(Dataset items)
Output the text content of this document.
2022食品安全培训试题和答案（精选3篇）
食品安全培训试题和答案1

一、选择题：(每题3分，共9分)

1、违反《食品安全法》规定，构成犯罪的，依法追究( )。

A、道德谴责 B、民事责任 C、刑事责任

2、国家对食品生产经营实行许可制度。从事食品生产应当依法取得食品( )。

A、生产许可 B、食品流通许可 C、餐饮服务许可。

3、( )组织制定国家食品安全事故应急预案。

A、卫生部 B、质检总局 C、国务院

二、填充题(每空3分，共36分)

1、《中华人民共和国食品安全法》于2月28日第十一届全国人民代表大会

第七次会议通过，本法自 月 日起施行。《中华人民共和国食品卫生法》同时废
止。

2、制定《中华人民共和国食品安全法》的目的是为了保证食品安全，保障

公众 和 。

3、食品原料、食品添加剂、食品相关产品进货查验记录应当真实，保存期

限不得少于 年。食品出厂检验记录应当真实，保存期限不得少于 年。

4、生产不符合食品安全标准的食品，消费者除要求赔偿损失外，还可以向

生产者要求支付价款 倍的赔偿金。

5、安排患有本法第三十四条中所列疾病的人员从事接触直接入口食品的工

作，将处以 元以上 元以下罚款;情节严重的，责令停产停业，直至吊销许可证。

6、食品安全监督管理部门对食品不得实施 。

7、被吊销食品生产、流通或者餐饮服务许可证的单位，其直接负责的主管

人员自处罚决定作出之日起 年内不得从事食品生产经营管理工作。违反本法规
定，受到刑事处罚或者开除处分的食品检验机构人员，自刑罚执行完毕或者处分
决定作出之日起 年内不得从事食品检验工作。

* * *

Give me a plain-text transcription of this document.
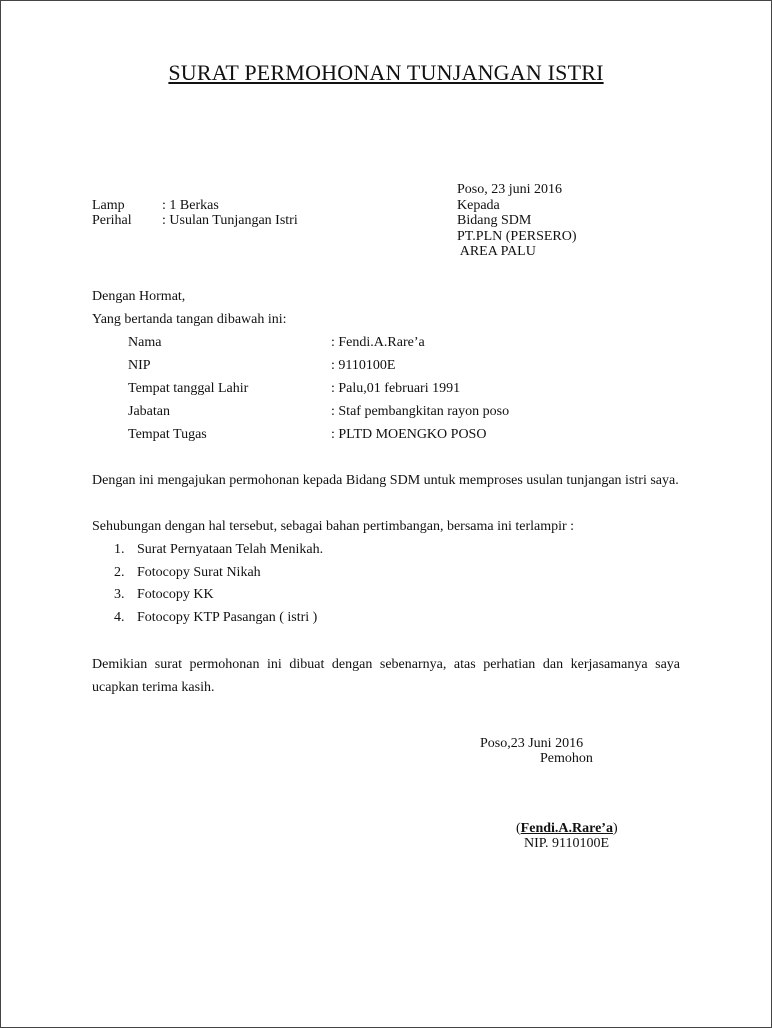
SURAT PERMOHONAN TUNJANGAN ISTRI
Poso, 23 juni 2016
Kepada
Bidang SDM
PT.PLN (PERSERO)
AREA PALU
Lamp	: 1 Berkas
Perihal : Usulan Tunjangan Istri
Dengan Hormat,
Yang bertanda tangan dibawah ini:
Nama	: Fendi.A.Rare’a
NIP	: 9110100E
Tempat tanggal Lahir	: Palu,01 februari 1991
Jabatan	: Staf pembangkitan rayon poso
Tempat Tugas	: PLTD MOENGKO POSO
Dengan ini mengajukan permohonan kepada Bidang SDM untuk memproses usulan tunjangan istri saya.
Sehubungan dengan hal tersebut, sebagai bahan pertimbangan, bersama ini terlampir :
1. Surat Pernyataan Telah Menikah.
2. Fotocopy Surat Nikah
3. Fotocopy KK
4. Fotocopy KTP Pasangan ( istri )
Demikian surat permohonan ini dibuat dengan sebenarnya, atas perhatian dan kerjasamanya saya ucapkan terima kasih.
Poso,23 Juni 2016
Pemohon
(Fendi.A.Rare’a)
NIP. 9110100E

==

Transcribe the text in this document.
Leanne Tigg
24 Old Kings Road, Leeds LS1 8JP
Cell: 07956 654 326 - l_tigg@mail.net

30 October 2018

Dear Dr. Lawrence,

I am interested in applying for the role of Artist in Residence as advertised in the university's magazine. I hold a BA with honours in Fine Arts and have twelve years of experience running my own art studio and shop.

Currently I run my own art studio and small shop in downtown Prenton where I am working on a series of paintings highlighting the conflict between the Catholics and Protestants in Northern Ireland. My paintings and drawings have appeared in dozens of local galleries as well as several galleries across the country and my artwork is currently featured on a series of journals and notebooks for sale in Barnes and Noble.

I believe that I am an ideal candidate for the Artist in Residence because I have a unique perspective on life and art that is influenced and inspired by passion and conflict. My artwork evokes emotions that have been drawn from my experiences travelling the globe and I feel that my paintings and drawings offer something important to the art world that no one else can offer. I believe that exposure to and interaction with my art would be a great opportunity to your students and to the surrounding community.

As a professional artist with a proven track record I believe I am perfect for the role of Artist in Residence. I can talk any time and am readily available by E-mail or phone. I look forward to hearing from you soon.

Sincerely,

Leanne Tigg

Task details: Find the lines above that include the string "shop" and copy them.

Response to the task:
I am interested in applying for the role of Artist in Residence as advertised in the university's magazine. I hold a BA with honours in Fine Arts and have twelve years of experience running my own art studio and shop.
Currently I run my own art studio and small shop in downtown Prenton where I am working on a series of paintings highlighting the conflict between the Catholics and Protestants in Northern Ireland. My paintings and drawings have appeared in dozens of local galleries as well as several galleries across the country and my artwork is currently featured on a series of journals and notebooks for sale in Barnes and Noble.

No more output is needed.